Compile every line that includes the word "Longitude".

============================================================

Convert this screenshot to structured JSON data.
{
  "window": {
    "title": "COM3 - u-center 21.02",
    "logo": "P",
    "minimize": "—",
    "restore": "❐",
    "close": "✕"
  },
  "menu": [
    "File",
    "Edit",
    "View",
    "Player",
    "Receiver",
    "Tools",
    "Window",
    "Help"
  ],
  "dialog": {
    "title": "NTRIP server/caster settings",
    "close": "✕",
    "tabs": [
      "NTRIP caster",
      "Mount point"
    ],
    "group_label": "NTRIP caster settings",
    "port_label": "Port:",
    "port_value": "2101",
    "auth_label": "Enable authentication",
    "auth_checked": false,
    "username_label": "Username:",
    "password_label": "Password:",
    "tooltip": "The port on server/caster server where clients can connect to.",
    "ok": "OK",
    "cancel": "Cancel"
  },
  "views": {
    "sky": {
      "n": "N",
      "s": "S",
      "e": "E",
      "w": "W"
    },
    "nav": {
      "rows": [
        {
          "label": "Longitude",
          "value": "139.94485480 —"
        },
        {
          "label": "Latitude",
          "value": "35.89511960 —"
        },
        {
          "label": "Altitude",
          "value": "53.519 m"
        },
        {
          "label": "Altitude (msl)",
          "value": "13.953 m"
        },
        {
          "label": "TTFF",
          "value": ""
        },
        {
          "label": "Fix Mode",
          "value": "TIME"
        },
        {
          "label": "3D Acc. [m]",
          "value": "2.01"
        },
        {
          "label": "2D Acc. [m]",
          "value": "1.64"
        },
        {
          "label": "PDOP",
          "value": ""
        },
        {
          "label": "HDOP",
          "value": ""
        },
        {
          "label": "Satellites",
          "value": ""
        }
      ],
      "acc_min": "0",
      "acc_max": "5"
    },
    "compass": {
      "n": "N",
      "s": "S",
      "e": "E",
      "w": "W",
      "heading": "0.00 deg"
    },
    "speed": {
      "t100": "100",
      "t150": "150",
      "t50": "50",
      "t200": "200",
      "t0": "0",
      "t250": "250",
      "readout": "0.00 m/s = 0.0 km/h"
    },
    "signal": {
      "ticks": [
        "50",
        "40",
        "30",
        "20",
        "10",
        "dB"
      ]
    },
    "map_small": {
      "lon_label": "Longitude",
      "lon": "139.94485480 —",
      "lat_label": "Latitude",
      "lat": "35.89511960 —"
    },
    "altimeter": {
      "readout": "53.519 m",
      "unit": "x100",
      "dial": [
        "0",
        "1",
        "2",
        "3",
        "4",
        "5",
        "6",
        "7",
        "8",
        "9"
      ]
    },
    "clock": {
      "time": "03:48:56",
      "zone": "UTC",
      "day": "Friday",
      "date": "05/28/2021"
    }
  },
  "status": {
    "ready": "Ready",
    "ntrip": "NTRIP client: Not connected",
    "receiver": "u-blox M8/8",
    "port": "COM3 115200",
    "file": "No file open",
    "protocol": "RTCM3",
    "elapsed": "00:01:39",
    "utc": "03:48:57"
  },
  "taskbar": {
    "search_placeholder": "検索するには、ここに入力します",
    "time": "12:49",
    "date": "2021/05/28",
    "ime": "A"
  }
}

============================================================

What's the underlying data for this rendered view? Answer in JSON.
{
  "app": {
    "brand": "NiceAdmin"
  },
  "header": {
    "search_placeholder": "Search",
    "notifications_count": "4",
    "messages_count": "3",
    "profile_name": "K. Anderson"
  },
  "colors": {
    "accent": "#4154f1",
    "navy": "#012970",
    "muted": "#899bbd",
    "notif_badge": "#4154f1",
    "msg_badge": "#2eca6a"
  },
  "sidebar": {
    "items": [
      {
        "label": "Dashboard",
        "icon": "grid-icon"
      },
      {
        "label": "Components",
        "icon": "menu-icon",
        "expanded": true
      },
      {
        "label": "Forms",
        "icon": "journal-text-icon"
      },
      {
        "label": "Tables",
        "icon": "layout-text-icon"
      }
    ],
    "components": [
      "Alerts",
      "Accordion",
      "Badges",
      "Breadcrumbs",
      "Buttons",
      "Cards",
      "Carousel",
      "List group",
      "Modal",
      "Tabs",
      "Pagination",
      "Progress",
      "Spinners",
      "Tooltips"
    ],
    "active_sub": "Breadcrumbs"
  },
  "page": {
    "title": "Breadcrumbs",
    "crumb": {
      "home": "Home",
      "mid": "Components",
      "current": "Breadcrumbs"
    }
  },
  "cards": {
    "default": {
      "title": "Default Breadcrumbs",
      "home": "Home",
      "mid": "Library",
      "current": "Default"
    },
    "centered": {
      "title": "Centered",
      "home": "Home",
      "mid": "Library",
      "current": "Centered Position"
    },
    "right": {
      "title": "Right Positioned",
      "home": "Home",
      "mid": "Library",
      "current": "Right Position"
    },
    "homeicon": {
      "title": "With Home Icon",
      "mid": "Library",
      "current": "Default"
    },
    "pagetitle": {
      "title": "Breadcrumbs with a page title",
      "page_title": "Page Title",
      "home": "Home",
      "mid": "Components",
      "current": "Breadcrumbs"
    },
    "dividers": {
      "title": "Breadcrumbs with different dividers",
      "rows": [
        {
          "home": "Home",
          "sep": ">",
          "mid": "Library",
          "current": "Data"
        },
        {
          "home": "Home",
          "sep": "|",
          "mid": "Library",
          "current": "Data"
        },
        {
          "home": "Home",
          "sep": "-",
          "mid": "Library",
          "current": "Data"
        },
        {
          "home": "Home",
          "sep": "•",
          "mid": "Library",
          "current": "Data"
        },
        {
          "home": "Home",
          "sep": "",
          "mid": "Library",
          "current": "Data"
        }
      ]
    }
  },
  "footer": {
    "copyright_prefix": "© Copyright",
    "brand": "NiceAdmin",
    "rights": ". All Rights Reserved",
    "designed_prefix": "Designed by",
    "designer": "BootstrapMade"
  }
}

============================================================

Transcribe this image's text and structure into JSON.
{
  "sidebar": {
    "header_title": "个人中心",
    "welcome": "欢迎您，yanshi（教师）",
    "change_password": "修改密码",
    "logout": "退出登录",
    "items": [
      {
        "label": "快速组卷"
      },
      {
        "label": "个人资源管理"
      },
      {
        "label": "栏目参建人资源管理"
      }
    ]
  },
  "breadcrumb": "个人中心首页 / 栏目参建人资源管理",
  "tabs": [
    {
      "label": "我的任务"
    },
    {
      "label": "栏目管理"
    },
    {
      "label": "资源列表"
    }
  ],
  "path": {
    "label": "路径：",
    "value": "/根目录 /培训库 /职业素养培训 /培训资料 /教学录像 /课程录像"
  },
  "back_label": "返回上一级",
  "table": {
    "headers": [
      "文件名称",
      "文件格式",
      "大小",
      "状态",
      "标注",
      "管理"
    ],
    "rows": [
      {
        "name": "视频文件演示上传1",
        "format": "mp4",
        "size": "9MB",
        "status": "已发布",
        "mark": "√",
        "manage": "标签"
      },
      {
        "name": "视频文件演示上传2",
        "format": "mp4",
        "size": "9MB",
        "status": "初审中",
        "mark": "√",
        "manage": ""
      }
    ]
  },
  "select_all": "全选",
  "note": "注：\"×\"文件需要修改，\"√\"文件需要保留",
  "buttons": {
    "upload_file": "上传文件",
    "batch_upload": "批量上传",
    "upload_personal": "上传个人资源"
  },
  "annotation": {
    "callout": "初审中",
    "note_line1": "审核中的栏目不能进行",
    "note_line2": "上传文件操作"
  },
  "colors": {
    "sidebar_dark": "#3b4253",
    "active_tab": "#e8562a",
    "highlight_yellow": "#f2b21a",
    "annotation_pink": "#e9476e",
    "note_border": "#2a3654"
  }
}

============================================================

• _REPLY_:
          "label": "Longitude",
      "lon_label": "Longitude",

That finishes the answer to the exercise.